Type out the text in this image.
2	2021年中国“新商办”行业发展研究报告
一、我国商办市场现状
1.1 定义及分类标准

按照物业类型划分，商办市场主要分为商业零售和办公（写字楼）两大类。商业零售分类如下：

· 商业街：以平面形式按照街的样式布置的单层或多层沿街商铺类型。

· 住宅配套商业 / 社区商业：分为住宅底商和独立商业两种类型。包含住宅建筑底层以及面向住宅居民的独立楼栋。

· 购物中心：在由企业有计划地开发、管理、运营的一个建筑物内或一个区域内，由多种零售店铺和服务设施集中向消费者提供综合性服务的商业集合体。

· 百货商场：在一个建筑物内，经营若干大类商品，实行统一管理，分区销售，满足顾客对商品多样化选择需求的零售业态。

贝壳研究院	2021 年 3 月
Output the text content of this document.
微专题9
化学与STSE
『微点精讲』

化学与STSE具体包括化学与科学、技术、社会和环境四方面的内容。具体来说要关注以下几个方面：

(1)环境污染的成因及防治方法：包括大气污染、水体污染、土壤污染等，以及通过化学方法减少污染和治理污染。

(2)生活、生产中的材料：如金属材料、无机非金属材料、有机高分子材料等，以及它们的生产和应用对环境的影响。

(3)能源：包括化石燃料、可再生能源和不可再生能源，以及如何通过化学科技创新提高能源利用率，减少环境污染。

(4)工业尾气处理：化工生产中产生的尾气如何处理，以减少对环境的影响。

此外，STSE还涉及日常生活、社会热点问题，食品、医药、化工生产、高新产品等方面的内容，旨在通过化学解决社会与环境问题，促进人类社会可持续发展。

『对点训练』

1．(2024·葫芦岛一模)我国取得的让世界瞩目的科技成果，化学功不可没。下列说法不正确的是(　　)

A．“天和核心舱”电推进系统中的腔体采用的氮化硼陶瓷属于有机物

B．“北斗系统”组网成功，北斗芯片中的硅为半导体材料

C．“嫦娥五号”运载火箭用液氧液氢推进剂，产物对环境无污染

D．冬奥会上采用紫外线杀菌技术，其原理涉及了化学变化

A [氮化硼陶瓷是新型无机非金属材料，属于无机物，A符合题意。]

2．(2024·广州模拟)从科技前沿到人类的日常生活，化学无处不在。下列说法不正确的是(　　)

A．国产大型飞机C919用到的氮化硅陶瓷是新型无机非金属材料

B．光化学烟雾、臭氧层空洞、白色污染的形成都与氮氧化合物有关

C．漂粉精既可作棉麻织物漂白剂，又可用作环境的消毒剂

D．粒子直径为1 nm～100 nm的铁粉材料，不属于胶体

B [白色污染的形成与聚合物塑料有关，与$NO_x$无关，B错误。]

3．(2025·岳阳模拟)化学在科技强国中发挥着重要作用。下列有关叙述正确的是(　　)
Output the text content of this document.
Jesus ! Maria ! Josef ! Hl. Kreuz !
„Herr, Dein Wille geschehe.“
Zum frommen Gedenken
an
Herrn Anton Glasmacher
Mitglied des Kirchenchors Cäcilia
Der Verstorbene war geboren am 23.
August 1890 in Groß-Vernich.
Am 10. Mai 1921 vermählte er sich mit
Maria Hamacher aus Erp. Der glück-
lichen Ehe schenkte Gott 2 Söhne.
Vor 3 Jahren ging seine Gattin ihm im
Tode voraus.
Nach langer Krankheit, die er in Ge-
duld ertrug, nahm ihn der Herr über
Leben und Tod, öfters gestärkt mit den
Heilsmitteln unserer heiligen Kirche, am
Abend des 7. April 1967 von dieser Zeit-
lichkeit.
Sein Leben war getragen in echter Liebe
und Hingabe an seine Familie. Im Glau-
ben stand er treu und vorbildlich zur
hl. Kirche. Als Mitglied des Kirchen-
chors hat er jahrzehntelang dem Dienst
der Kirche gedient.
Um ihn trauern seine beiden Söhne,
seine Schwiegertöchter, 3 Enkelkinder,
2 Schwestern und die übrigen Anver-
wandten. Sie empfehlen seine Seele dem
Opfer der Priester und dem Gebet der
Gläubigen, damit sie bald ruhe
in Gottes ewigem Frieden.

————

→ Objective
List each line holding the string "下列说法不正确的是".

→ The response
1．(2024·葫芦岛一模)我国取得的让世界瞩目的科技成果，化学功不可没。下列说法不正确的是(　　)
2．(2024·广州模拟)从科技前沿到人类的日常生活，化学无处不在。下列说法不正确的是(　　)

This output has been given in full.